Supplied records:
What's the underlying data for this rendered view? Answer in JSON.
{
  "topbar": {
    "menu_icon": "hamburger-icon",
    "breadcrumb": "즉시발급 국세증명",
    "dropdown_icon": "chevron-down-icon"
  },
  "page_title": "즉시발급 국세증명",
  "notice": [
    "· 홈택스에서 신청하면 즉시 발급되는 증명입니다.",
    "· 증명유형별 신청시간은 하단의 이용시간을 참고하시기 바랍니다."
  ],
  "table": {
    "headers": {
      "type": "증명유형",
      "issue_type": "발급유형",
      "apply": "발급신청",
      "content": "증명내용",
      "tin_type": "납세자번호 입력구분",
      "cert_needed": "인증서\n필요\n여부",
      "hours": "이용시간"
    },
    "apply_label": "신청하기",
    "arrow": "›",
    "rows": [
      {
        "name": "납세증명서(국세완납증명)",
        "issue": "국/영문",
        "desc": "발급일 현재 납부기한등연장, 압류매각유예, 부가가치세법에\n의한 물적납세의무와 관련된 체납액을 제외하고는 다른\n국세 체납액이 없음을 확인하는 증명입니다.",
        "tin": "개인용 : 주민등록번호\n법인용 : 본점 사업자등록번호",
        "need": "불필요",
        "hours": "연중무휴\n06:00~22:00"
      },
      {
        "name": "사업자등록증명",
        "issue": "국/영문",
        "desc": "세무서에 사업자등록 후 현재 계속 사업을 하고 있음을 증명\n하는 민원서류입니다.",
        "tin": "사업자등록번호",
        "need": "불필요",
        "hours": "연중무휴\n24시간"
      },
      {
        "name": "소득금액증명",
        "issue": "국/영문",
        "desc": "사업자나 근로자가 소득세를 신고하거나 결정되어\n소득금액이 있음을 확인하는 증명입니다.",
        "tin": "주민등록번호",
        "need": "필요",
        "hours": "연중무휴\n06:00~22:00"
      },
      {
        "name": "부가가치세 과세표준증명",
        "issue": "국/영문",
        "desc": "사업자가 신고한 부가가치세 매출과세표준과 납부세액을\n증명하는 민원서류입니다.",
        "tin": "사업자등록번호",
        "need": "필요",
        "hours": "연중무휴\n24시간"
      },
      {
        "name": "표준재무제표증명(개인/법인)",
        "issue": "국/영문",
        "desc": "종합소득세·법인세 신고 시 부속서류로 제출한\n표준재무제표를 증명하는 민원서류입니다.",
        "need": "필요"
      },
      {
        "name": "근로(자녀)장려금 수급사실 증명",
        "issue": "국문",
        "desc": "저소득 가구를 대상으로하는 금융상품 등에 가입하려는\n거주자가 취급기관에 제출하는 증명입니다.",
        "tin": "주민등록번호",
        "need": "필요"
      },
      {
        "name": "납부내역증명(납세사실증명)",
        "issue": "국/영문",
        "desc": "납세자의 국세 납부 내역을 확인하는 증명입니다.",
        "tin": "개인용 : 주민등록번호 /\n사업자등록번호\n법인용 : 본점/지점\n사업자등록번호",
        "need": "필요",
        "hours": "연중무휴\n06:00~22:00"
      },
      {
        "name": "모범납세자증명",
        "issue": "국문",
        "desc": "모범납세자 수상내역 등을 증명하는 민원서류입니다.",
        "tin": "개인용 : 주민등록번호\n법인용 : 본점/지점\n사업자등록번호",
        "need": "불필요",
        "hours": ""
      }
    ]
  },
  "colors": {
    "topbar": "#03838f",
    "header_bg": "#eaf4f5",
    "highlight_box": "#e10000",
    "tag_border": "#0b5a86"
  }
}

Work to complete: Search the data for the string "증명입니다" and copy each line where it appears.

The solution:
    "· 홈택스에서 신청하면 즉시 발급되는 증명입니다.",
        "desc": "발급일 현재 납부기한등연장, 압류매각유예, 부가가치세법에\n의한 물적납세의무와 관련된 체납액을 제외하고는 다른\n국세 체납액이 없음을 확인하는 증명입니다.",
        "desc": "사업자나 근로자가 소득세를 신고하거나 결정되어\n소득금액이 있음을 확인하는 증명입니다.",
        "desc": "저소득 가구를 대상으로하는 금융상품 등에 가입하려는\n거주자가 취급기관에 제출하는 증명입니다.",
        "desc": "납세자의 국세 납부 내역을 확인하는 증명입니다.",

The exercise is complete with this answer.